» INPUT MATERIAL
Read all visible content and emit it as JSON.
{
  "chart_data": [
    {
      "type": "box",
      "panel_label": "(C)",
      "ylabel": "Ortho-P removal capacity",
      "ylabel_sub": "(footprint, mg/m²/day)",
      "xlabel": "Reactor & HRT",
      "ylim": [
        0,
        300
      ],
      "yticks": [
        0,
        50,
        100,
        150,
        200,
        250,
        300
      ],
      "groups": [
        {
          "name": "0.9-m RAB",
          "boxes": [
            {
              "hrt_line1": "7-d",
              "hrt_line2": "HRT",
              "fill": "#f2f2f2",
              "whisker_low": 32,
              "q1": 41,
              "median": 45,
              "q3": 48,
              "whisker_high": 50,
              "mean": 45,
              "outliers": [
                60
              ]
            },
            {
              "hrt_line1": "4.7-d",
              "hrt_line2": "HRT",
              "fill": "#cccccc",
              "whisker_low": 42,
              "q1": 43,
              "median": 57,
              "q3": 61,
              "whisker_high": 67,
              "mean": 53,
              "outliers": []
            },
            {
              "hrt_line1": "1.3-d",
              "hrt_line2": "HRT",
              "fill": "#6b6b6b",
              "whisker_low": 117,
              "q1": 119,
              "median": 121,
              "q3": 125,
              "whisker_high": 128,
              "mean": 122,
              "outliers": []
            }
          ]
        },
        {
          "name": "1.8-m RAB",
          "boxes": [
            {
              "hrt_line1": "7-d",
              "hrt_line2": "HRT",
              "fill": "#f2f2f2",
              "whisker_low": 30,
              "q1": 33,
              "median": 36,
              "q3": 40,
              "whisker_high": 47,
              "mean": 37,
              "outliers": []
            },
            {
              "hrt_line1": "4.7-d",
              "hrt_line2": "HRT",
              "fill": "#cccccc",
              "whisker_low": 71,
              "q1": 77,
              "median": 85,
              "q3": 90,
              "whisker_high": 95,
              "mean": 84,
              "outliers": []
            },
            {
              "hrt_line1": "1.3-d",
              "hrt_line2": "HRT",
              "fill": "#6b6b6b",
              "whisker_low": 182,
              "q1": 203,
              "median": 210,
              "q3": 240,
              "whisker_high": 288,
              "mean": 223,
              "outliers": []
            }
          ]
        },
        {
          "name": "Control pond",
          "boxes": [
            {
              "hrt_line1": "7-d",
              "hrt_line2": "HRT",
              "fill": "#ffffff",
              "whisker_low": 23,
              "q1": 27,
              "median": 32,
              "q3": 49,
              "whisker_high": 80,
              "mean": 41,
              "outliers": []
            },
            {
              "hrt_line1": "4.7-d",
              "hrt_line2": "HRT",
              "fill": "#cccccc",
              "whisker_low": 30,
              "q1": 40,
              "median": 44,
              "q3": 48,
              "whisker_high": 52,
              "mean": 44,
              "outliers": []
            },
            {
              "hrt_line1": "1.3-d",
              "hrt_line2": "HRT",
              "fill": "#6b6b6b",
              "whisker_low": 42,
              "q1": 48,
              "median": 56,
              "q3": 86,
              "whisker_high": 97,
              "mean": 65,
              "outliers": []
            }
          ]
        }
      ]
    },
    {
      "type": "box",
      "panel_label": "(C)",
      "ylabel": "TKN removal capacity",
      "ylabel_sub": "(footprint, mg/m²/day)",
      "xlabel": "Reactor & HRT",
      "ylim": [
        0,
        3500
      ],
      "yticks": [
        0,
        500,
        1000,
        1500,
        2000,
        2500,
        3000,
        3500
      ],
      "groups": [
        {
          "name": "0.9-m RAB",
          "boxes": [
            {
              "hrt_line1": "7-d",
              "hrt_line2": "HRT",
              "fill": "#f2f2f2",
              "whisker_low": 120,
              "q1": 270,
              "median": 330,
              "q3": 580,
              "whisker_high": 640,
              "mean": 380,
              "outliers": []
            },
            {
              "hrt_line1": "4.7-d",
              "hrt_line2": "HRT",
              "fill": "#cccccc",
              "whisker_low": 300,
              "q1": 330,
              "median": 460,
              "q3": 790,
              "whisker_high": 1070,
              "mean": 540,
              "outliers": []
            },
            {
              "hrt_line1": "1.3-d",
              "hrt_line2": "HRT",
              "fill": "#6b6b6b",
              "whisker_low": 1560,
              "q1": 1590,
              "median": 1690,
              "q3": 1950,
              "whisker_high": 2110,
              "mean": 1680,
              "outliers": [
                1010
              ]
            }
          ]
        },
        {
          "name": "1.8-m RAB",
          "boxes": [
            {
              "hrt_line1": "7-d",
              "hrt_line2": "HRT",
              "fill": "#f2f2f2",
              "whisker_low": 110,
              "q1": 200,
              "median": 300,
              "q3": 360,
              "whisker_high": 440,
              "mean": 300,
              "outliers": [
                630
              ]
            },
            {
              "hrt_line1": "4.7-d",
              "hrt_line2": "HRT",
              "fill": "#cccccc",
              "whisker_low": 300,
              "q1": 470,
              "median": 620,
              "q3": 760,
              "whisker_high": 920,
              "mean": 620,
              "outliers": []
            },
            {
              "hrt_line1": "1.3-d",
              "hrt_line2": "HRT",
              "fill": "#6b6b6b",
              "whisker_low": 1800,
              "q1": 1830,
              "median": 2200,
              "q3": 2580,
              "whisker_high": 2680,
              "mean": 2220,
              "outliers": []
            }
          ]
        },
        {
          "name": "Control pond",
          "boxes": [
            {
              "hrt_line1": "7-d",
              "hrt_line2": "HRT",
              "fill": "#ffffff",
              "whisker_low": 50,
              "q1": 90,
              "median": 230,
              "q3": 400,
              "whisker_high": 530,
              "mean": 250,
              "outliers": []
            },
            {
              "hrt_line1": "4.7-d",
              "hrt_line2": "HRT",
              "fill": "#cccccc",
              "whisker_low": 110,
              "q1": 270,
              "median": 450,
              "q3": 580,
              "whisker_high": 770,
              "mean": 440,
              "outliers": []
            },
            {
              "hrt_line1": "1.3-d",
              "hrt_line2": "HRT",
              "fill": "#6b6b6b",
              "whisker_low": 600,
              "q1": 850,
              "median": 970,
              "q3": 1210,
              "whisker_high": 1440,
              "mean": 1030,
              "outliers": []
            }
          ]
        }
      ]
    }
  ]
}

» WHAT THE TASK ASKS
Restate the data above exactly, keeping each word as it stands.

» RESPONSE BELOW
Read all visible content and emit it as JSON.
{
  "chart_data": [
    {
      "type": "box",
      "panel_label": "(C)",
      "ylabel": "Ortho-P removal capacity",
      "ylabel_sub": "(footprint, mg/m²/day)",
      "xlabel": "Reactor & HRT",
      "ylim": [
        0,
        300
      ],
      "yticks": [
        0,
        50,
        100,
        150,
        200,
        250,
        300
      ],
      "groups": [
        {
          "name": "0.9-m RAB",
          "boxes": [
            {
              "hrt_line1": "7-d",
              "hrt_line2": "HRT",
              "fill": "#f2f2f2",
              "whisker_low": 32,
              "q1": 41,
              "median": 45,
              "q3": 48,
              "whisker_high": 50,
              "mean": 45,
              "outliers": [
                60
              ]
            },
            {
              "hrt_line1": "4.7-d",
              "hrt_line2": "HRT",
              "fill": "#cccccc",
              "whisker_low": 42,
              "q1": 43,
              "median": 57,
              "q3": 61,
              "whisker_high": 67,
              "mean": 53,
              "outliers": []
            },
            {
              "hrt_line1": "1.3-d",
              "hrt_line2": "HRT",
              "fill": "#6b6b6b",
              "whisker_low": 117,
              "q1": 119,
              "median": 121,
              "q3": 125,
              "whisker_high": 128,
              "mean": 122,
              "outliers": []
            }
          ]
        },
        {
          "name": "1.8-m RAB",
          "boxes": [
            {
              "hrt_line1": "7-d",
              "hrt_line2": "HRT",
              "fill": "#f2f2f2",
              "whisker_low": 30,
              "q1": 33,
              "median": 36,
              "q3": 40,
              "whisker_high": 47,
              "mean": 37,
              "outliers": []
            },
            {
              "hrt_line1": "4.7-d",
              "hrt_line2": "HRT",
              "fill": "#cccccc",
              "whisker_low": 71,
              "q1": 77,
              "median": 85,
              "q3": 90,
              "whisker_high": 95,
              "mean": 84,
              "outliers": []
            },
            {
              "hrt_line1": "1.3-d",
              "hrt_line2": "HRT",
              "fill": "#6b6b6b",
              "whisker_low": 182,
              "q1": 203,
              "median": 210,
              "q3": 240,
              "whisker_high": 288,
              "mean": 223,
              "outliers": []
            }
          ]
        },
        {
          "name": "Control pond",
          "boxes": [
            {
              "hrt_line1": "7-d",
              "hrt_line2": "HRT",
              "fill": "#ffffff",
              "whisker_low": 23,
              "q1": 27,
              "median": 32,
              "q3": 49,
              "whisker_high": 80,
              "mean": 41,
              "outliers": []
            },
            {
              "hrt_line1": "4.7-d",
              "hrt_line2": "HRT",
              "fill": "#cccccc",
              "whisker_low": 30,
              "q1": 40,
              "median": 44,
              "q3": 48,
              "whisker_high": 52,
              "mean": 44,
              "outliers": []
            },
            {
              "hrt_line1": "1.3-d",
              "hrt_line2": "HRT",
              "fill": "#6b6b6b",
              "whisker_low": 42,
              "q1": 48,
              "median": 56,
              "q3": 86,
              "whisker_high": 97,
              "mean": 65,
              "outliers": []
            }
          ]
        }
      ]
    },
    {
      "type": "box",
      "panel_label": "(C)",
      "ylabel": "TKN removal capacity",
      "ylabel_sub": "(footprint, mg/m²/day)",
      "xlabel": "Reactor & HRT",
      "ylim": [
        0,
        3500
      ],
      "yticks": [
        0,
        500,
        1000,
        1500,
        2000,
        2500,
        3000,
        3500
      ],
      "groups": [
        {
          "name": "0.9-m RAB",
          "boxes": [
            {
              "hrt_line1": "7-d",
              "hrt_line2": "HRT",
              "fill": "#f2f2f2",
              "whisker_low": 120,
              "q1": 270,
              "median": 330,
              "q3": 580,
              "whisker_high": 640,
              "mean": 380,
              "outliers": []
            },
            {
              "hrt_line1": "4.7-d",
              "hrt_line2": "HRT",
              "fill": "#cccccc",
              "whisker_low": 300,
              "q1": 330,
              "median": 460,
              "q3": 790,
              "whisker_high": 1070,
              "mean": 540,
              "outliers": []
            },
            {
              "hrt_line1": "1.3-d",
              "hrt_line2": "HRT",
              "fill": "#6b6b6b",
              "whisker_low": 1560,
              "q1": 1590,
              "median": 1690,
              "q3": 1950,
              "whisker_high": 2110,
              "mean": 1680,
              "outliers": [
                1010
              ]
            }
          ]
        },
        {
          "name": "1.8-m RAB",
          "boxes": [
            {
              "hrt_line1": "7-d",
              "hrt_line2": "HRT",
              "fill": "#f2f2f2",
              "whisker_low": 110,
              "q1": 200,
              "median": 300,
              "q3": 360,
              "whisker_high": 440,
              "mean": 300,
              "outliers": [
                630
              ]
            },
            {
              "hrt_line1": "4.7-d",
              "hrt_line2": "HRT",
              "fill": "#cccccc",
              "whisker_low": 300,
              "q1": 470,
              "median": 620,
              "q3": 760,
              "whisker_high": 920,
              "mean": 620,
              "outliers": []
            },
            {
              "hrt_line1": "1.3-d",
              "hrt_line2": "HRT",
              "fill": "#6b6b6b",
              "whisker_low": 1800,
              "q1": 1830,
              "median": 2200,
              "q3": 2580,
              "whisker_high": 2680,
              "mean": 2220,
              "outliers": []
            }
          ]
        },
        {
          "name": "Control pond",
          "boxes": [
            {
              "hrt_line1": "7-d",
              "hrt_line2": "HRT",
              "fill": "#ffffff",
              "whisker_low": 50,
              "q1": 90,
              "median": 230,
              "q3": 400,
              "whisker_high": 530,
              "mean": 250,
              "outliers": []
            },
            {
              "hrt_line1": "4.7-d",
              "hrt_line2": "HRT",
              "fill": "#cccccc",
              "whisker_low": 110,
              "q1": 270,
              "median": 450,
              "q3": 580,
              "whisker_high": 770,
              "mean": 440,
              "outliers": []
            },
            {
              "hrt_line1": "1.3-d",
              "hrt_line2": "HRT",
              "fill": "#6b6b6b",
              "whisker_low": 600,
              "q1": 850,
              "median": 970,
              "q3": 1210,
              "whisker_high": 1440,
              "mean": 1030,
              "outliers": []
            }
          ]
        }
      ]
    }
  ]
}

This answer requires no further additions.